WHAT TO WORK ON
How many lines in this material include the string "document"? Answer with the number and nothing further.

DATASET CONTENT
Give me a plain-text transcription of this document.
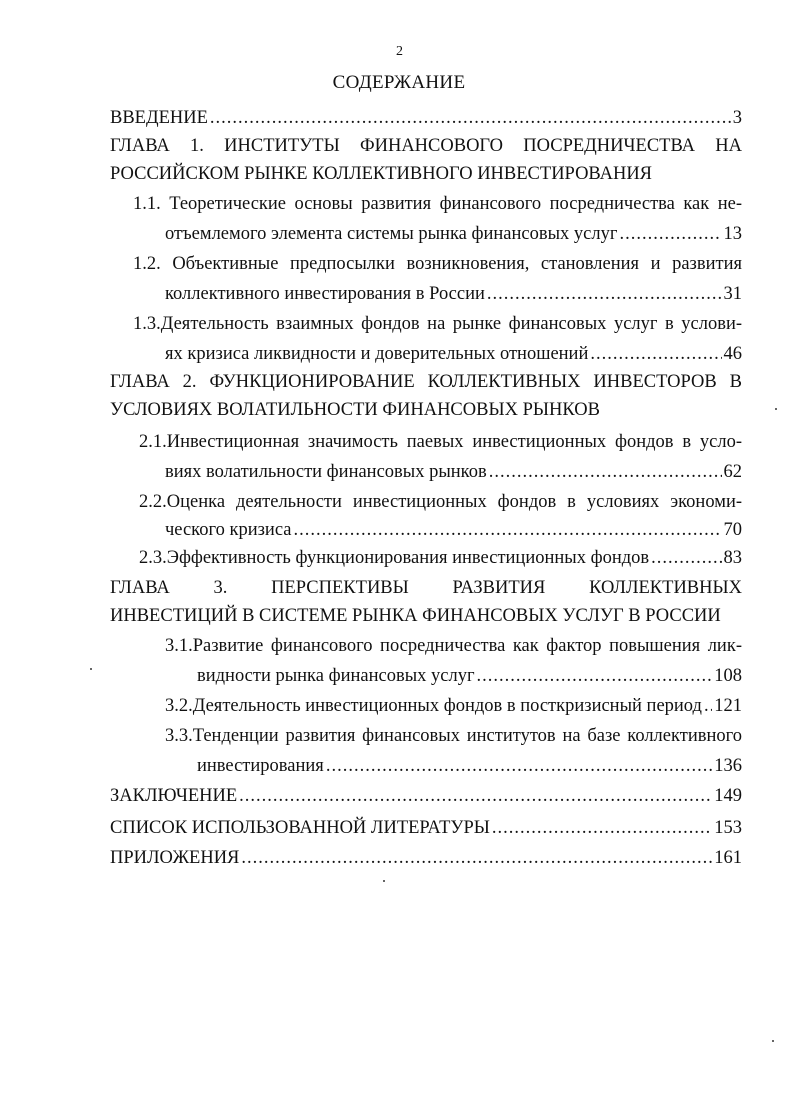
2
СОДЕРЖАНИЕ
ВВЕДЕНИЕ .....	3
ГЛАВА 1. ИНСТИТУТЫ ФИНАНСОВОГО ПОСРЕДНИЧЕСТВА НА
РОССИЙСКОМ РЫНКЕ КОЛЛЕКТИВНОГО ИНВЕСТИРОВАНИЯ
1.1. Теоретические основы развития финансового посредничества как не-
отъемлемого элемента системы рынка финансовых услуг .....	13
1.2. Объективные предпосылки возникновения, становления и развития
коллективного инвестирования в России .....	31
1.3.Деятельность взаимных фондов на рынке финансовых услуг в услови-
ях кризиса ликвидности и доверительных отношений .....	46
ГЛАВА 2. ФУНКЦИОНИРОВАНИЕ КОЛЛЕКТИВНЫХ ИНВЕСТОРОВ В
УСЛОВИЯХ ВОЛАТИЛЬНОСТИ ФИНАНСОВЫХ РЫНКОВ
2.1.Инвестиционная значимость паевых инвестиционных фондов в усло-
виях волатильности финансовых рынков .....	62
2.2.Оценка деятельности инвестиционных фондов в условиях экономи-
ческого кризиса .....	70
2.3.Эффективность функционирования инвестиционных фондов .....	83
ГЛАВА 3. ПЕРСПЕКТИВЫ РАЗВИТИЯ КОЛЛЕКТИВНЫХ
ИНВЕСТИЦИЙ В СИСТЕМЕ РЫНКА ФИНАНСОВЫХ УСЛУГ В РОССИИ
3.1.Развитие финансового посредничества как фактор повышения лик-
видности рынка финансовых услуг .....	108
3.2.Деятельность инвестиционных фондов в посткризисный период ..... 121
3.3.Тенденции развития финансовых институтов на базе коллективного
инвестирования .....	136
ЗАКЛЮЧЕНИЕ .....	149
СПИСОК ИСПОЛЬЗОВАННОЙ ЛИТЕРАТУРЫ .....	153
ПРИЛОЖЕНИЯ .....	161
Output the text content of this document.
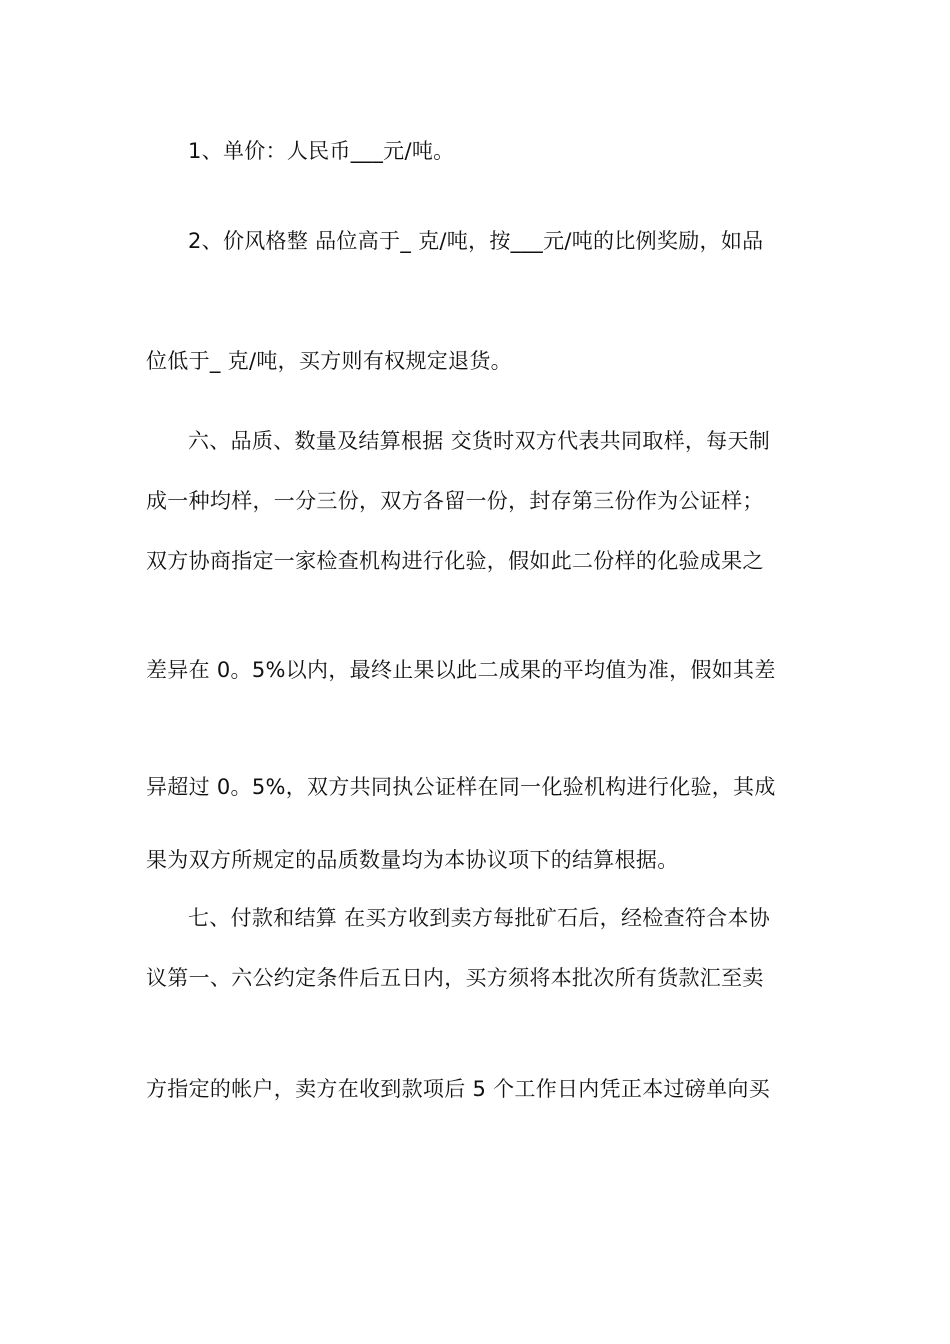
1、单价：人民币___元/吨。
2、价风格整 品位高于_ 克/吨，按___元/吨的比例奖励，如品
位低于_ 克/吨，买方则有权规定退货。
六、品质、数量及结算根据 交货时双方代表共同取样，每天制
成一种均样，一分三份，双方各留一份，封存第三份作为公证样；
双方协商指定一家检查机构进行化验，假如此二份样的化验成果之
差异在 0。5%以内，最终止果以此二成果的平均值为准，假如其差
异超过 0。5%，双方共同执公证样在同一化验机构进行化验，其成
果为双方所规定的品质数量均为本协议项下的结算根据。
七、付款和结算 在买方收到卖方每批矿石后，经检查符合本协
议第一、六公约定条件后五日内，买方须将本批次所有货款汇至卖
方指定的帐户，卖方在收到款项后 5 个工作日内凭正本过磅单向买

OUTPUT OF THE TASK
2